*Work to do:* Transcribe all records exactly.

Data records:
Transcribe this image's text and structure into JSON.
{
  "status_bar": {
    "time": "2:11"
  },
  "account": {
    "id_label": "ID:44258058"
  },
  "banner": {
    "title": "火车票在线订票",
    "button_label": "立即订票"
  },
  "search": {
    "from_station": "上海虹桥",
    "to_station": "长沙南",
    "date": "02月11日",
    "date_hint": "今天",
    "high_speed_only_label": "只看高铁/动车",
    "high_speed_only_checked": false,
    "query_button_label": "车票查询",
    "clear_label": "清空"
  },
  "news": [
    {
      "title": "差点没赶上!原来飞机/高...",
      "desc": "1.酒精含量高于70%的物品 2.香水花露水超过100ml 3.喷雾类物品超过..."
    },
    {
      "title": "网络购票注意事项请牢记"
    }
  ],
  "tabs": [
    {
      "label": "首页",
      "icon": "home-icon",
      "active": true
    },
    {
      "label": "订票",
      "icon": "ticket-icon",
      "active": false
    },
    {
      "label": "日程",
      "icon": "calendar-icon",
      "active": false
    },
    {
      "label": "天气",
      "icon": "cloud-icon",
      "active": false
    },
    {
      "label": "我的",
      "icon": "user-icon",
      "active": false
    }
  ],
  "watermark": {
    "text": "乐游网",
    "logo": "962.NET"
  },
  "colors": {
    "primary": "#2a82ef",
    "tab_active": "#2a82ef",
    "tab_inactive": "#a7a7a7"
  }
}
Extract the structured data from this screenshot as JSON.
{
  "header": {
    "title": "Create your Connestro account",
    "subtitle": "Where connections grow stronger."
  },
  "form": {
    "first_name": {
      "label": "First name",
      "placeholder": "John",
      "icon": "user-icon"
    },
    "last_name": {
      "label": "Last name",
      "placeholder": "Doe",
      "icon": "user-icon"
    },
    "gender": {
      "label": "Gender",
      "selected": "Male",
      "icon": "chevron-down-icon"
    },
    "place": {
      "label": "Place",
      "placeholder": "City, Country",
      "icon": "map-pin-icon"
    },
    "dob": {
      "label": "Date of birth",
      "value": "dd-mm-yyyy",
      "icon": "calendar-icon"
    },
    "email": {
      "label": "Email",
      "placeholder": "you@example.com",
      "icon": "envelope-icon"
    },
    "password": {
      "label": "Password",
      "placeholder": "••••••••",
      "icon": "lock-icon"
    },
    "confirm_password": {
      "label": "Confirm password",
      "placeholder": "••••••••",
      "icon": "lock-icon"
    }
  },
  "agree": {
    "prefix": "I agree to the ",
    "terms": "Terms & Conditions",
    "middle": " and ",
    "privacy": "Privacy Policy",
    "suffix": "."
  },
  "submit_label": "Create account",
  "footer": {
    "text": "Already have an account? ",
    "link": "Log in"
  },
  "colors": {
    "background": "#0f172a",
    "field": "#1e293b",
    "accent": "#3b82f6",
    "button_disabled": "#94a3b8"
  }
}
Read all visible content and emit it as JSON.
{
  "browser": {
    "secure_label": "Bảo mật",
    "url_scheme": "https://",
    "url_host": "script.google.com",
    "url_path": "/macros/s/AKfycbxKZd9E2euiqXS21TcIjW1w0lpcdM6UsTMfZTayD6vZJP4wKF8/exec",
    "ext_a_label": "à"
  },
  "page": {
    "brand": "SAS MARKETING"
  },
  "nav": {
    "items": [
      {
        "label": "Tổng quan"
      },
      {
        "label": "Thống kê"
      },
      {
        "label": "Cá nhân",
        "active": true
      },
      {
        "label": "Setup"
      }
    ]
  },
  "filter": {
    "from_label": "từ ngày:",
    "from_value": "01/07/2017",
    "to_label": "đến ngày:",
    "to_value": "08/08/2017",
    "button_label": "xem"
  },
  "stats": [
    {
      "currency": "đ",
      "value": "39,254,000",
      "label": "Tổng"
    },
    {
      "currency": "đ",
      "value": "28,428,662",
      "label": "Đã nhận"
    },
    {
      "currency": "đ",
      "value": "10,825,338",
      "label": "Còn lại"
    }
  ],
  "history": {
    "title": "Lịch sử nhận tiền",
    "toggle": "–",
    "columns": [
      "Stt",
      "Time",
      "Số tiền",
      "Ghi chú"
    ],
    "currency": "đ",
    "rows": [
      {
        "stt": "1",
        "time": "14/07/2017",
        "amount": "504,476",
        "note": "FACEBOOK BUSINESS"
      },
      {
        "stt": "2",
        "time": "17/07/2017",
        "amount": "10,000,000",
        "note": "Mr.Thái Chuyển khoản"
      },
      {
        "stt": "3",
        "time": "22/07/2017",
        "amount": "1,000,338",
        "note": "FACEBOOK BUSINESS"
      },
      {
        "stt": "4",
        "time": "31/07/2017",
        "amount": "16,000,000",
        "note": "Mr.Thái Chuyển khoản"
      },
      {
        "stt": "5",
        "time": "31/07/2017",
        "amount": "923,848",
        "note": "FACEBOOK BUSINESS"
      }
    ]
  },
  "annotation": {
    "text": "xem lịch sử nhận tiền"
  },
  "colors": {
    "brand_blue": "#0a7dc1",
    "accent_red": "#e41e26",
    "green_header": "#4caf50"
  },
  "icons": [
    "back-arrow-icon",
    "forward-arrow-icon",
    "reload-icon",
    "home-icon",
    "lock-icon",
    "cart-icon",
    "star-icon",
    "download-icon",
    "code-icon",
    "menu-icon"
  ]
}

*Correct answer:*
Transcribe this image's text and structure into JSON.
{
  "status_bar": {
    "time": "2:11"
  },
  "account": {
    "id_label": "ID:44258058"
  },
  "banner": {
    "title": "火车票在线订票",
    "button_label": "立即订票"
  },
  "search": {
    "from_station": "上海虹桥",
    "to_station": "长沙南",
    "date": "02月11日",
    "date_hint": "今天",
    "high_speed_only_label": "只看高铁/动车",
    "high_speed_only_checked": false,
    "query_button_label": "车票查询",
    "clear_label": "清空"
  },
  "news": [
    {
      "title": "差点没赶上!原来飞机/高...",
      "desc": "1.酒精含量高于70%的物品 2.香水花露水超过100ml 3.喷雾类物品超过..."
    },
    {
      "title": "网络购票注意事项请牢记"
    }
  ],
  "tabs": [
    {
      "label": "首页",
      "icon": "home-icon",
      "active": true
    },
    {
      "label": "订票",
      "icon": "ticket-icon",
      "active": false
    },
    {
      "label": "日程",
      "icon": "calendar-icon",
      "active": false
    },
    {
      "label": "天气",
      "icon": "cloud-icon",
      "active": false
    },
    {
      "label": "我的",
      "icon": "user-icon",
      "active": false
    }
  ],
  "watermark": {
    "text": "乐游网",
    "logo": "962.NET"
  },
  "colors": {
    "primary": "#2a82ef",
    "tab_active": "#2a82ef",
    "tab_inactive": "#a7a7a7"
  }
}
Extract the structured data from this screenshot as JSON.
{
  "header": {
    "title": "Create your Connestro account",
    "subtitle": "Where connections grow stronger."
  },
  "form": {
    "first_name": {
      "label": "First name",
      "placeholder": "John",
      "icon": "user-icon"
    },
    "last_name": {
      "label": "Last name",
      "placeholder": "Doe",
      "icon": "user-icon"
    },
    "gender": {
      "label": "Gender",
      "selected": "Male",
      "icon": "chevron-down-icon"
    },
    "place": {
      "label": "Place",
      "placeholder": "City, Country",
      "icon": "map-pin-icon"
    },
    "dob": {
      "label": "Date of birth",
      "value": "dd-mm-yyyy",
      "icon": "calendar-icon"
    },
    "email": {
      "label": "Email",
      "placeholder": "you@example.com",
      "icon": "envelope-icon"
    },
    "password": {
      "label": "Password",
      "placeholder": "••••••••",
      "icon": "lock-icon"
    },
    "confirm_password": {
      "label": "Confirm password",
      "placeholder": "••••••••",
      "icon": "lock-icon"
    }
  },
  "agree": {
    "prefix": "I agree to the ",
    "terms": "Terms & Conditions",
    "middle": " and ",
    "privacy": "Privacy Policy",
    "suffix": "."
  },
  "submit_label": "Create account",
  "footer": {
    "text": "Already have an account? ",
    "link": "Log in"
  },
  "colors": {
    "background": "#0f172a",
    "field": "#1e293b",
    "accent": "#3b82f6",
    "button_disabled": "#94a3b8"
  }
}
Read all visible content and emit it as JSON.
{
  "browser": {
    "secure_label": "Bảo mật",
    "url_scheme": "https://",
    "url_host": "script.google.com",
    "url_path": "/macros/s/AKfycbxKZd9E2euiqXS21TcIjW1w0lpcdM6UsTMfZTayD6vZJP4wKF8/exec",
    "ext_a_label": "à"
  },
  "page": {
    "brand": "SAS MARKETING"
  },
  "nav": {
    "items": [
      {
        "label": "Tổng quan"
      },
      {
        "label": "Thống kê"
      },
      {
        "label": "Cá nhân",
        "active": true
      },
      {
        "label": "Setup"
      }
    ]
  },
  "filter": {
    "from_label": "từ ngày:",
    "from_value": "01/07/2017",
    "to_label": "đến ngày:",
    "to_value": "08/08/2017",
    "button_label": "xem"
  },
  "stats": [
    {
      "currency": "đ",
      "value": "39,254,000",
      "label": "Tổng"
    },
    {
      "currency": "đ",
      "value": "28,428,662",
      "label": "Đã nhận"
    },
    {
      "currency": "đ",
      "value": "10,825,338",
      "label": "Còn lại"
    }
  ],
  "history": {
    "title": "Lịch sử nhận tiền",
    "toggle": "–",
    "columns": [
      "Stt",
      "Time",
      "Số tiền",
      "Ghi chú"
    ],
    "currency": "đ",
    "rows": [
      {
        "stt": "1",
        "time": "14/07/2017",
        "amount": "504,476",
        "note": "FACEBOOK BUSINESS"
      },
      {
        "stt": "2",
        "time": "17/07/2017",
        "amount": "10,000,000",
        "note": "Mr.Thái Chuyển khoản"
      },
      {
        "stt": "3",
        "time": "22/07/2017",
        "amount": "1,000,338",
        "note": "FACEBOOK BUSINESS"
      },
      {
        "stt": "4",
        "time": "31/07/2017",
        "amount": "16,000,000",
        "note": "Mr.Thái Chuyển khoản"
      },
      {
        "stt": "5",
        "time": "31/07/2017",
        "amount": "923,848",
        "note": "FACEBOOK BUSINESS"
      }
    ]
  },
  "annotation": {
    "text": "xem lịch sử nhận tiền"
  },
  "colors": {
    "brand_blue": "#0a7dc1",
    "accent_red": "#e41e26",
    "green_header": "#4caf50"
  },
  "icons": [
    "back-arrow-icon",
    "forward-arrow-icon",
    "reload-icon",
    "home-icon",
    "lock-icon",
    "cart-icon",
    "star-icon",
    "download-icon",
    "code-icon",
    "menu-icon"
  ]
}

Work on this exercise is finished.